## Data records
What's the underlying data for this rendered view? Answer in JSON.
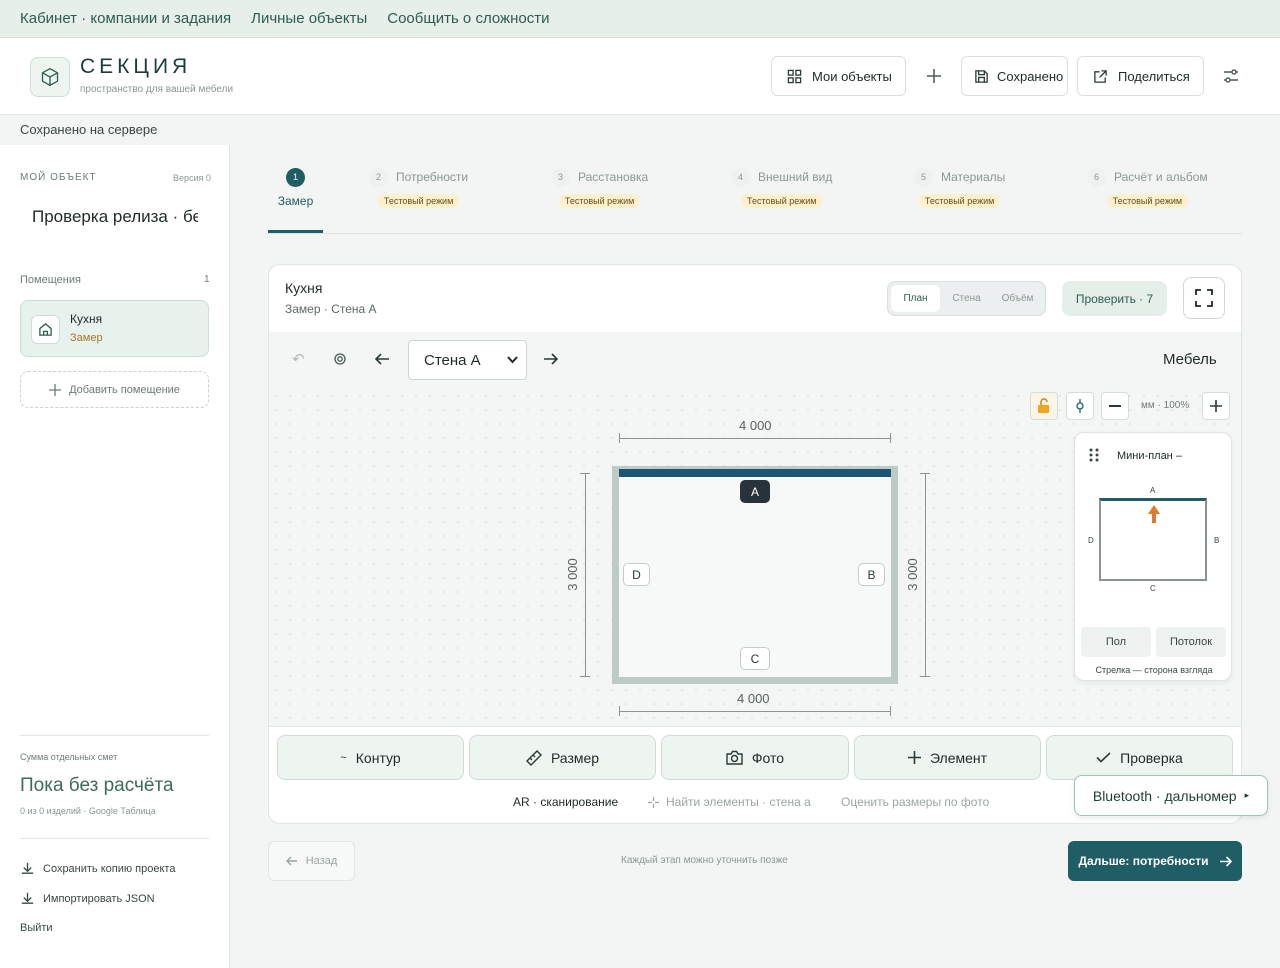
{
  "topnav": {
    "items": [
      "Кабинет · компании и задания",
      "Личные объекты",
      "Сообщить о сложности"
    ]
  },
  "header": {
    "title": "СЕКЦИЯ",
    "subtitle": "пространство для вашей мебели",
    "my_objects_label": "Мои объекты",
    "saved_label": "Сохранено",
    "share_label": "Поделиться"
  },
  "status": {
    "text": "Сохранено на сервере"
  },
  "sidebar": {
    "section_label": "МОЙ ОБЪЕКТ",
    "version": "Версия 0",
    "project_name": "Проверка релиза · бе:",
    "rooms_label": "Помещения",
    "rooms_count": "1",
    "room_name": "Кухня",
    "room_stage": "Замер",
    "add_room": "Добавить помещение",
    "estimate_label": "Сумма отдельных смет",
    "estimate_value": "Пока без расчёта",
    "estimate_sub": "0 из 0 изделий · Google Таблица",
    "save_copy": "Сохранить копию проекта",
    "import_json": "Импортировать JSON",
    "logout": "Выйти"
  },
  "steps": [
    {
      "num": "1",
      "label": "Замер",
      "badge": ""
    },
    {
      "num": "2",
      "label": "Потребности",
      "badge": "Тестовый режим"
    },
    {
      "num": "3",
      "label": "Расстановка",
      "badge": "Тестовый режим"
    },
    {
      "num": "4",
      "label": "Внешний вид",
      "badge": "Тестовый режим"
    },
    {
      "num": "5",
      "label": "Материалы",
      "badge": "Тестовый режим"
    },
    {
      "num": "6",
      "label": "Расчёт и альбом",
      "badge": "Тестовый режим"
    }
  ],
  "panel": {
    "title": "Кухня",
    "subtitle": "Замер · Стена А",
    "view_modes": [
      "План",
      "Стена",
      "Объём"
    ],
    "check_label": "Проверить · 7",
    "wall_select": "Стена А",
    "furniture_label": "Мебель",
    "zoom_text": "мм · 100%",
    "dim_top": "4 000",
    "dim_bottom": "4 000",
    "dim_left": "3 000",
    "dim_right": "3 000",
    "walls": {
      "a": "A",
      "b": "B",
      "c": "C",
      "d": "D"
    }
  },
  "minimap": {
    "title": "Мини-план –",
    "floor": "Пол",
    "ceiling": "Потолок",
    "hint": "Стрелка — сторона взгляда",
    "a": "A",
    "b": "B",
    "c": "C",
    "d": "D"
  },
  "actions": {
    "contour": "Контур",
    "size": "Размер",
    "photo": "Фото",
    "element": "Элемент",
    "check": "Проверка",
    "ar": "AR · сканирование",
    "find": "Найти элементы · стена а",
    "estimate_photo": "Оценить размеры по фото",
    "bluetooth": "Bluetooth · дальномер"
  },
  "footer": {
    "back": "Назад",
    "hint": "Каждый этап можно уточнить позже",
    "next": "Дальше: потребности"
  },
  "colors": {
    "accent": "#1e5e64",
    "badge_bg": "#fdf0cf",
    "wall_active": "#1e5575",
    "arrow": "#e07a2b"
  }
}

## INSTRUCTIONS FOR THE TASK
Write every entry out again exactly, dropping the pictures.

## THE RESPONSE
What's the underlying data for this rendered view? Answer in JSON.
{
  "topnav": {
    "items": [
      "Кабинет · компании и задания",
      "Личные объекты",
      "Сообщить о сложности"
    ]
  },
  "header": {
    "title": "СЕКЦИЯ",
    "subtitle": "пространство для вашей мебели",
    "my_objects_label": "Мои объекты",
    "saved_label": "Сохранено",
    "share_label": "Поделиться"
  },
  "status": {
    "text": "Сохранено на сервере"
  },
  "sidebar": {
    "section_label": "МОЙ ОБЪЕКТ",
    "version": "Версия 0",
    "project_name": "Проверка релиза · бе:",
    "rooms_label": "Помещения",
    "rooms_count": "1",
    "room_name": "Кухня",
    "room_stage": "Замер",
    "add_room": "Добавить помещение",
    "estimate_label": "Сумма отдельных смет",
    "estimate_value": "Пока без расчёта",
    "estimate_sub": "0 из 0 изделий · Google Таблица",
    "save_copy": "Сохранить копию проекта",
    "import_json": "Импортировать JSON",
    "logout": "Выйти"
  },
  "steps": [
    {
      "num": "1",
      "label": "Замер",
      "badge": ""
    },
    {
      "num": "2",
      "label": "Потребности",
      "badge": "Тестовый режим"
    },
    {
      "num": "3",
      "label": "Расстановка",
      "badge": "Тестовый режим"
    },
    {
      "num": "4",
      "label": "Внешний вид",
      "badge": "Тестовый режим"
    },
    {
      "num": "5",
      "label": "Материалы",
      "badge": "Тестовый режим"
    },
    {
      "num": "6",
      "label": "Расчёт и альбом",
      "badge": "Тестовый режим"
    }
  ],
  "panel": {
    "title": "Кухня",
    "subtitle": "Замер · Стена А",
    "view_modes": [
      "План",
      "Стена",
      "Объём"
    ],
    "check_label": "Проверить · 7",
    "wall_select": "Стена А",
    "furniture_label": "Мебель",
    "zoom_text": "мм · 100%",
    "dim_top": "4 000",
    "dim_bottom": "4 000",
    "dim_left": "3 000",
    "dim_right": "3 000",
    "walls": {
      "a": "A",
      "b": "B",
      "c": "C",
      "d": "D"
    }
  },
  "minimap": {
    "title": "Мини-план –",
    "floor": "Пол",
    "ceiling": "Потолок",
    "hint": "Стрелка — сторона взгляда",
    "a": "A",
    "b": "B",
    "c": "C",
    "d": "D"
  },
  "actions": {
    "contour": "Контур",
    "size": "Размер",
    "photo": "Фото",
    "element": "Элемент",
    "check": "Проверка",
    "ar": "AR · сканирование",
    "find": "Найти элементы · стена а",
    "estimate_photo": "Оценить размеры по фото",
    "bluetooth": "Bluetooth · дальномер"
  },
  "footer": {
    "back": "Назад",
    "hint": "Каждый этап можно уточнить позже",
    "next": "Дальше: потребности"
  },
  "colors": {
    "accent": "#1e5e64",
    "badge_bg": "#fdf0cf",
    "wall_active": "#1e5575",
    "arrow": "#e07a2b"
  }
}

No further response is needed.